Omit the pictures, please, and give each record below again exactly.
=== Section Start ===
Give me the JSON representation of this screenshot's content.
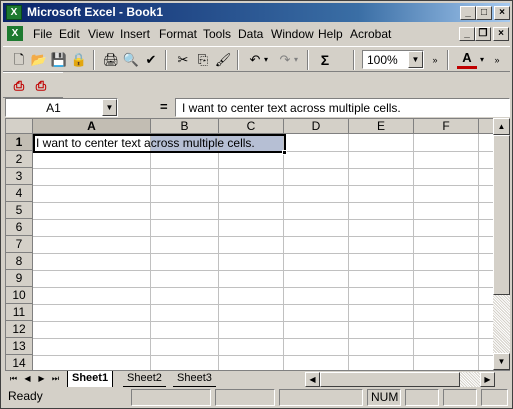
{
  "window": {
    "title": "Microsoft Excel - Book1",
    "app_icon": "X"
  },
  "menu": {
    "doc_icon": "X",
    "items": [
      "File",
      "Edit",
      "View",
      "Insert",
      "Format",
      "Tools",
      "Data",
      "Window",
      "Help",
      "Acrobat"
    ]
  },
  "toolbar": {
    "zoom": "100%",
    "sum_symbol": "Σ",
    "font_color_letter": "A"
  },
  "formula_bar": {
    "cell_ref": "A1",
    "equals": "=",
    "content": "I want to center text across multiple cells."
  },
  "grid": {
    "columns": [
      "A",
      "B",
      "C",
      "D",
      "E",
      "F"
    ],
    "rows": [
      "1",
      "2",
      "3",
      "4",
      "5",
      "6",
      "7",
      "8",
      "9",
      "10",
      "11",
      "12",
      "13",
      "14"
    ],
    "a1_text": "I want to center text across multiple cells."
  },
  "sheets": {
    "tabs": [
      "Sheet1",
      "Sheet2",
      "Sheet3"
    ],
    "active": "Sheet1"
  },
  "status": {
    "mode": "Ready",
    "num": "NUM"
  },
  "colors": {
    "title_gradient_start": "#0a246a",
    "title_gradient_end": "#a6caf0",
    "selection": "#b6bfd4",
    "chrome": "#d4d0c8",
    "excel_green": "#1d7a2f",
    "acrobat_red": "#c00000"
  }
}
=== Section End ===
## Result of this task
Give me the JSON representation of this screenshot's content.
{
  "window": {
    "title": "Microsoft Excel - Book1",
    "app_icon": "X"
  },
  "menu": {
    "doc_icon": "X",
    "items": [
      "File",
      "Edit",
      "View",
      "Insert",
      "Format",
      "Tools",
      "Data",
      "Window",
      "Help",
      "Acrobat"
    ]
  },
  "toolbar": {
    "zoom": "100%",
    "sum_symbol": "Σ",
    "font_color_letter": "A"
  },
  "formula_bar": {
    "cell_ref": "A1",
    "equals": "=",
    "content": "I want to center text across multiple cells."
  },
  "grid": {
    "columns": [
      "A",
      "B",
      "C",
      "D",
      "E",
      "F"
    ],
    "rows": [
      "1",
      "2",
      "3",
      "4",
      "5",
      "6",
      "7",
      "8",
      "9",
      "10",
      "11",
      "12",
      "13",
      "14"
    ],
    "a1_text": "I want to center text across multiple cells."
  },
  "sheets": {
    "tabs": [
      "Sheet1",
      "Sheet2",
      "Sheet3"
    ],
    "active": "Sheet1"
  },
  "status": {
    "mode": "Ready",
    "num": "NUM"
  },
  "colors": {
    "title_gradient_start": "#0a246a",
    "title_gradient_end": "#a6caf0",
    "selection": "#b6bfd4",
    "chrome": "#d4d0c8",
    "excel_green": "#1d7a2f",
    "acrobat_red": "#c00000"
  }
}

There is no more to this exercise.